(What you are asked to do) Images excluded, repeat each entry below exactly.

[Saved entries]
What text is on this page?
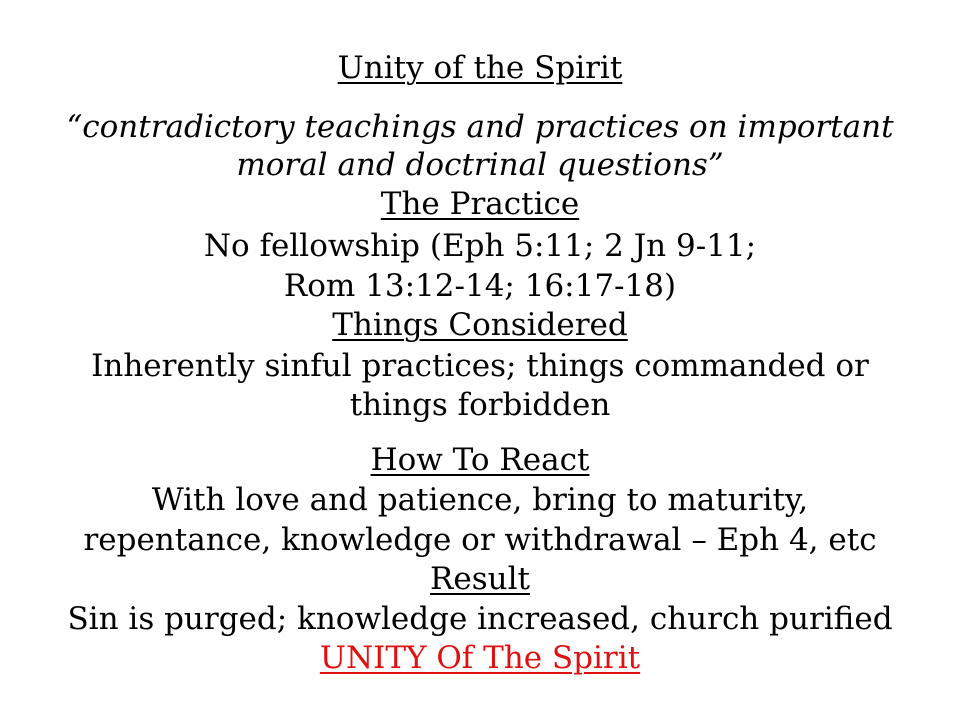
Unity of the Spirit
“contradictory teachings and practices on important
moral and doctrinal questions”
The Practice
No fellowship (Eph 5:11; 2 Jn 9-11;
Rom 13:12-14; 16:17-18)
Things Considered
Inherently sinful practices; things commanded or
things forbidden
How To React
With love and patience, bring to maturity,
repentance, knowledge or withdrawal – Eph 4, etc
Result
Sin is purged; knowledge increased, church purified
UNITY Of The Spirit
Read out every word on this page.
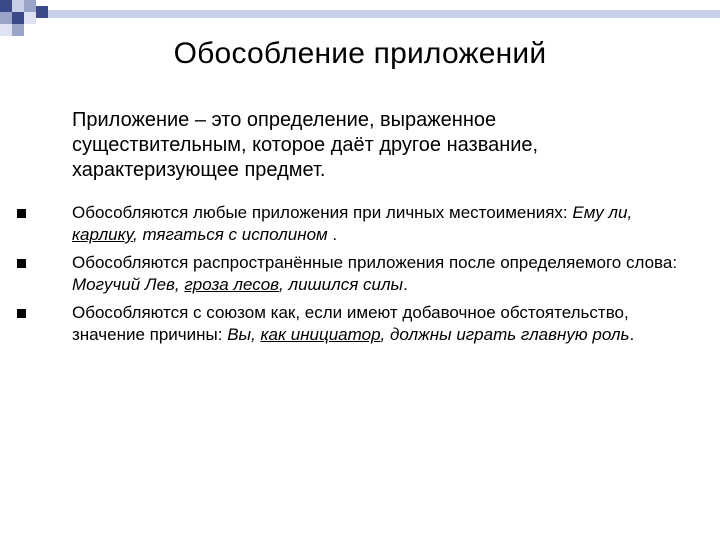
Обособление приложений
Приложение – это определение, выраженное существительным, которое даёт другое название, характеризующее предмет.
Обособляются любые приложения при личных местоимениях: Ему ли, карлику, тягаться с исполином .
Обособляются распространённые приложения после определяемого слова: Могучий Лев, гроза лесов, лишился силы.
Обособляются с союзом как, если имеют добавочное обстоятельство, значение причины: Вы, как инициатор, должны играть главную роль.
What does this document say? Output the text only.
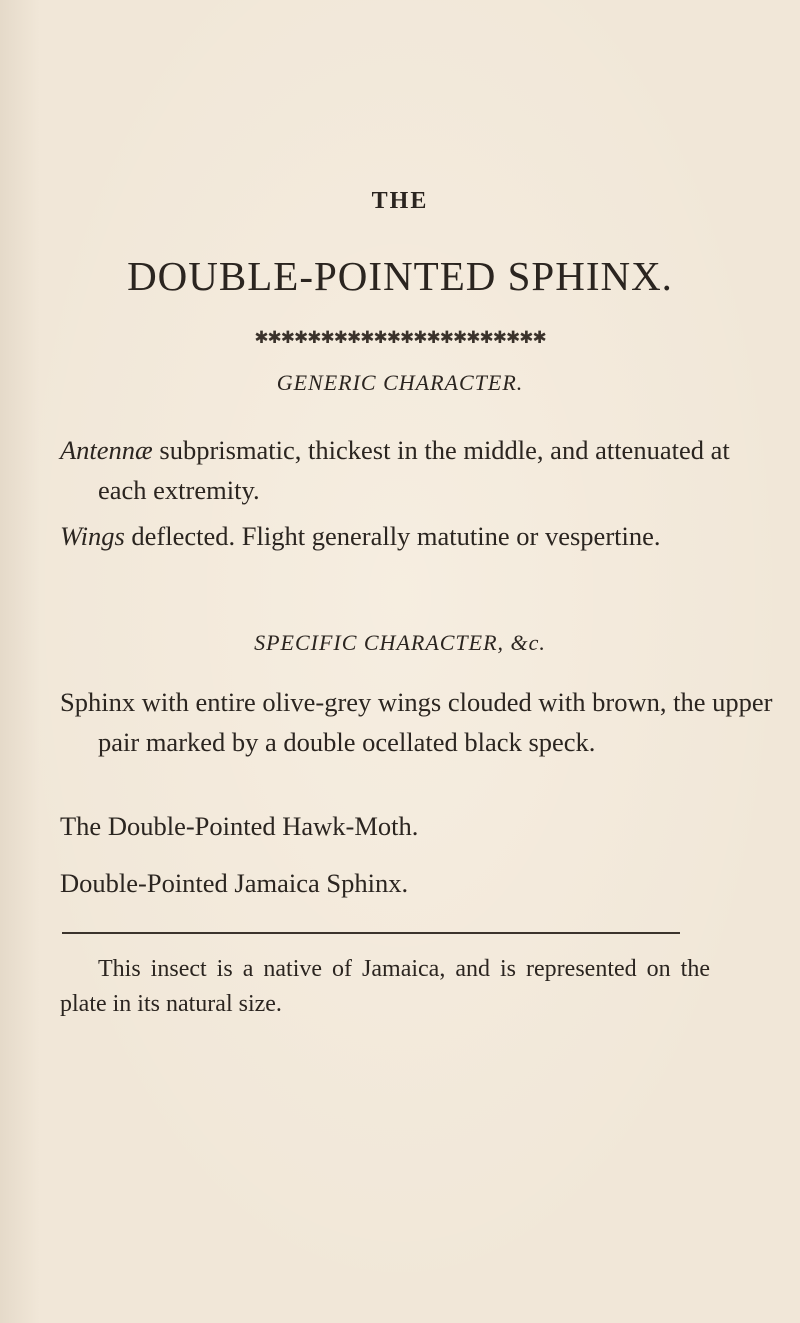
THE
DOUBLE-POINTED SPHINX.
✱✱✱✱✱✱✱✱✱✱✱✱✱✱✱✱✱✱✱✱✱✱
GENERIC CHARACTER.
Antennæ subprismatic, thickest in the middle, and attenuated at each extremity.
Wings deflected. Flight generally matutine or vespertine.
SPECIFIC CHARACTER, &c.
Sphinx with entire olive-grey wings clouded with brown, the upper pair marked by a double ocellated black speck.
The Double-Pointed Hawk-Moth.
Double-Pointed Jamaica Sphinx.
This insect is a native of Jamaica, and is represented on the plate in its natural size.
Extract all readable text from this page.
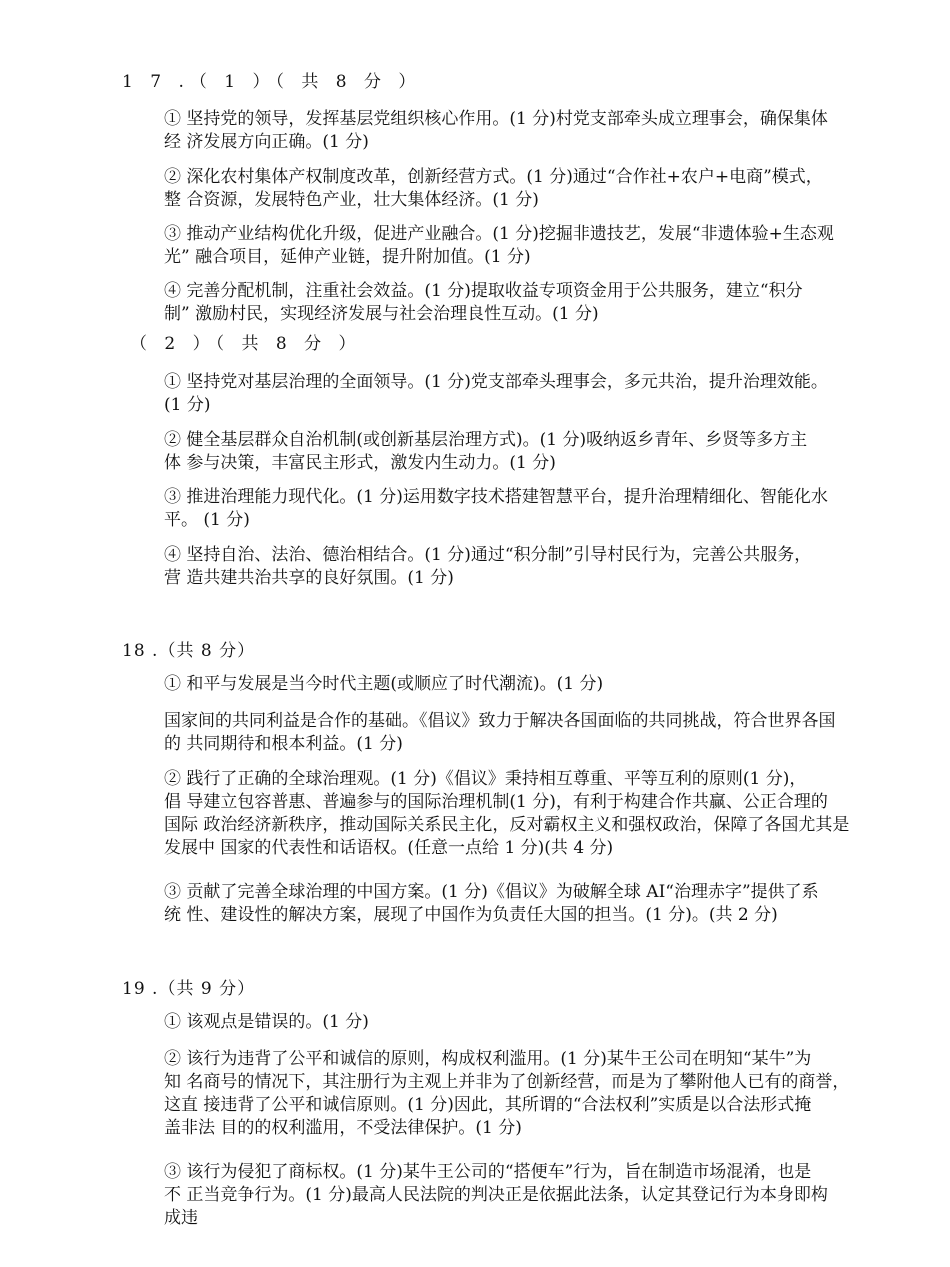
1 7 .（ 1 ）（ 共 8 分 ）

① 坚持党的领导，发挥基层党组织核心作用。(1 分)村党支部牵头成立理事会，确保集体
经 济发展方向正确。(1 分)

② 深化农村集体产权制度改革，创新经营方式。(1 分)通过“合作社+农户+电商”模式，
整 合资源，发展特色产业，壮大集体经济。(1 分)

③ 推动产业结构优化升级，促进产业融合。(1 分)挖掘非遗技艺，发展“非遗体验+生态观
光” 融合项目，延伸产业链，提升附加值。(1 分)

④ 完善分配机制，注重社会效益。(1 分)提取收益专项资金用于公共服务，建立“积分
制” 激励村民，实现经济发展与社会治理良性互动。(1 分)

（ 2 ）（ 共 8 分 ）

① 坚持党对基层治理的全面领导。(1 分)党支部牵头理事会，多元共治，提升治理效能。
(1 分)

② 健全基层群众自治机制(或创新基层治理方式)。(1 分)吸纳返乡青年、乡贤等多方主
体 参与决策，丰富民主形式，激发内生动力。(1 分)

③ 推进治理能力现代化。(1 分)运用数字技术搭建智慧平台，提升治理精细化、智能化水
平。 (1 分)

④ 坚持自治、法治、德治相结合。(1 分)通过“积分制”引导村民行为，完善公共服务，
营 造共建共治共享的良好氛围。(1 分)

18 .（共 8 分）

① 和平与发展是当今时代主题(或顺应了时代潮流)。(1 分)

国家间的共同利益是合作的基础。《倡议》致力于解决各国面临的共同挑战，符合世界各国
的 共同期待和根本利益。(1 分)

② 践行了正确的全球治理观。(1 分)《倡议》秉持相互尊重、平等互利的原则(1 分)，
倡 导建立包容普惠、普遍参与的国际治理机制(1 分)，有利于构建合作共赢、公正合理的
国际 政治经济新秩序，推动国际关系民主化，反对霸权主义和强权政治，保障了各国尤其是
发展中 国家的代表性和话语权。(任意一点给 1 分)(共 4 分)

③ 贡献了完善全球治理的中国方案。(1 分)《倡议》为破解全球 AI“治理赤字”提供了系
统 性、建设性的解决方案，展现了中国作为负责任大国的担当。(1 分)。(共 2 分)

19 .（共 9 分）

① 该观点是错误的。(1 分)

② 该行为违背了公平和诚信的原则，构成权利滥用。(1 分)某牛王公司在明知“某牛”为
知 名商号的情况下，其注册行为主观上并非为了创新经营，而是为了攀附他人已有的商誉，
这直 接违背了公平和诚信原则。(1 分)因此，其所谓的“合法权利”实质是以合法形式掩
盖非法 目的的权利滥用，不受法律保护。(1 分)

③ 该行为侵犯了商标权。(1 分)某牛王公司的“搭便车”行为，旨在制造市场混淆，也是
不 正当竞争行为。(1 分)最高人民法院的判决正是依据此法条，认定其登记行为本身即构
成违
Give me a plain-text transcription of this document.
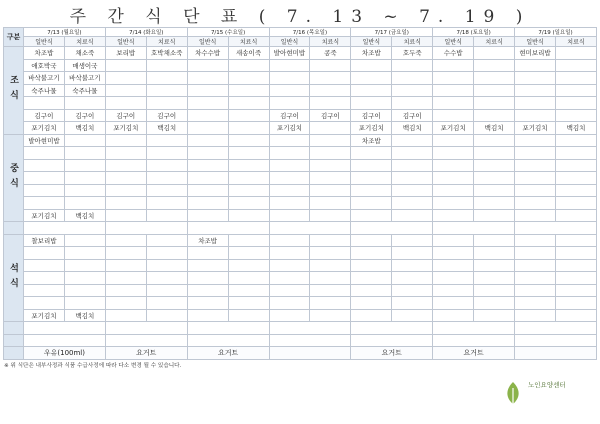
주 간 식 단 표 ( 7. 13 ~ 7. 19 )
구분	7/13 (월요일)		7/14 (화요일)		7/15 (수요일)		7/16 (목요일)		7/17 (금요일)		7/18 (토요일)		7/19 (일요일)	
	일반식	치료식	일반식	치료식	일반식	치료식	일반식	치료식	일반식	치료식	일반식	치료식	일반식	치료식
조식	차조밥	채소죽	보리밥	호박채소죽	차수수밥	새송이죽	발아현미밥	콩죽	차조밥	호두죽	수수밥		현미보리밥	
	애호박국	매생이국												
	바삭불고기	바삭불고기												
	숙주나물	숙주나물												

	김구이	김구이	김구이	김구이			김구이	김구이	김구이	김구이				
	포기김치	백김치	포기김치	백김치			포기김치		포기김치	백김치	포기김치	백김치	포기김치	백김치
중식	발아현미밥								차조밥					

	포기김치	백김치												

석식	찰보리밥				차조밥									

	포기김치	백김치												

	우유(100ml)		요거트		요거트				요거트		요거트			
※ 위 식단은 내부사정과 식품 수급사정에 따라 다소 변경 될 수 있습니다.
노인요양센터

(Solution)
What text is on this page?
Unity of the Spirit
“contradictory teachings and practices on important
moral and doctrinal questions”
The Practice
No fellowship (Eph 5:11; 2 Jn 9-11;
Rom 13:12-14; 16:17-18)
Things Considered
Inherently sinful practices; things commanded or
things forbidden
How To React
With love and patience, bring to maturity,
repentance, knowledge or withdrawal – Eph 4, etc
Result
Sin is purged; knowledge increased, church purified
UNITY Of The Spirit
Read out every word on this page.
Обособление приложений
Приложение – это определение, выраженное существительным, которое даёт другое название, характеризующее предмет.
Обособляются любые приложения при личных местоимениях: Ему ли, карлику, тягаться с исполином .
Обособляются распространённые приложения после определяемого слова: Могучий Лев, гроза лесов, лишился силы.
Обособляются с союзом как, если имеют добавочное обстоятельство, значение причины: Вы, как инициатор, должны играть главную роль.
What does this document say? Output the text only.
THE
DOUBLE-POINTED SPHINX.
✱✱✱✱✱✱✱✱✱✱✱✱✱✱✱✱✱✱✱✱✱✱
GENERIC CHARACTER.
Antennæ subprismatic, thickest in the middle, and attenuated at each extremity.
Wings deflected. Flight generally matutine or vespertine.
SPECIFIC CHARACTER, &c.
Sphinx with entire olive-grey wings clouded with brown, the upper pair marked by a double ocellated black speck.
The Double-Pointed Hawk-Moth.
Double-Pointed Jamaica Sphinx.
This insect is a native of Jamaica, and is represented on the plate in its natural size.
Extract all readable text from this page.
1 7 .（ 1 ）（ 共 8 分 ）

① 坚持党的领导，发挥基层党组织核心作用。(1 分)村党支部牵头成立理事会，确保集体
经 济发展方向正确。(1 分)

② 深化农村集体产权制度改革，创新经营方式。(1 分)通过“合作社+农户+电商”模式，
整 合资源，发展特色产业，壮大集体经济。(1 分)

③ 推动产业结构优化升级，促进产业融合。(1 分)挖掘非遗技艺，发展“非遗体验+生态观
光” 融合项目，延伸产业链，提升附加值。(1 分)

④ 完善分配机制，注重社会效益。(1 分)提取收益专项资金用于公共服务，建立“积分
制” 激励村民，实现经济发展与社会治理良性互动。(1 分)

（ 2 ）（ 共 8 分 ）

① 坚持党对基层治理的全面领导。(1 分)党支部牵头理事会，多元共治，提升治理效能。
(1 分)

② 健全基层群众自治机制(或创新基层治理方式)。(1 分)吸纳返乡青年、乡贤等多方主
体 参与决策，丰富民主形式，激发内生动力。(1 分)

③ 推进治理能力现代化。(1 分)运用数字技术搭建智慧平台，提升治理精细化、智能化水
平。 (1 分)

④ 坚持自治、法治、德治相结合。(1 分)通过“积分制”引导村民行为，完善公共服务，
营 造共建共治共享的良好氛围。(1 分)

18 .（共 8 分）

① 和平与发展是当今时代主题(或顺应了时代潮流)。(1 分)

国家间的共同利益是合作的基础。《倡议》致力于解决各国面临的共同挑战，符合世界各国
的 共同期待和根本利益。(1 分)

② 践行了正确的全球治理观。(1 分)《倡议》秉持相互尊重、平等互利的原则(1 分)，
倡 导建立包容普惠、普遍参与的国际治理机制(1 分)，有利于构建合作共赢、公正合理的
国际 政治经济新秩序，推动国际关系民主化，反对霸权主义和强权政治，保障了各国尤其是
发展中 国家的代表性和话语权。(任意一点给 1 分)(共 4 分)

③ 贡献了完善全球治理的中国方案。(1 分)《倡议》为破解全球 AI“治理赤字”提供了系
统 性、建设性的解决方案，展现了中国作为负责任大国的担当。(1 分)。(共 2 分)

19 .（共 9 分）

① 该观点是错误的。(1 分)

② 该行为违背了公平和诚信的原则，构成权利滥用。(1 分)某牛王公司在明知“某牛”为
知 名商号的情况下，其注册行为主观上并非为了创新经营，而是为了攀附他人已有的商誉，
这直 接违背了公平和诚信原则。(1 分)因此，其所谓的“合法权利”实质是以合法形式掩
盖非法 目的的权利滥用，不受法律保护。(1 分)

③ 该行为侵犯了商标权。(1 分)某牛王公司的“搭便车”行为，旨在制造市场混淆，也是
不 正当竞争行为。(1 分)最高人民法院的判决正是依据此法条，认定其登记行为本身即构
成违
Give me a plain-text transcription of this document.
주 간 식 단 표 ( 7. 13 ~ 7. 19 )
구분	7/13 (월요일)		7/14 (화요일)		7/15 (수요일)		7/16 (목요일)		7/17 (금요일)		7/18 (토요일)		7/19 (일요일)	
	일반식	치료식	일반식	치료식	일반식	치료식	일반식	치료식	일반식	치료식	일반식	치료식	일반식	치료식
조식	차조밥	채소죽	보리밥	호박채소죽	차수수밥	새송이죽	발아현미밥	콩죽	차조밥	호두죽	수수밥		현미보리밥	
	애호박국	매생이국												
	바삭불고기	바삭불고기												
	숙주나물	숙주나물												

	김구이	김구이	김구이	김구이			김구이	김구이	김구이	김구이				
	포기김치	백김치	포기김치	백김치			포기김치		포기김치	백김치	포기김치	백김치	포기김치	백김치
중식	발아현미밥								차조밥					

	포기김치	백김치												

석식	찰보리밥				차조밥									

	포기김치	백김치												

	우유(100ml)		요거트		요거트				요거트		요거트			
※ 위 식단은 내부사정과 식품 수급사정에 따라 다소 변경 될 수 있습니다.
노인요양센터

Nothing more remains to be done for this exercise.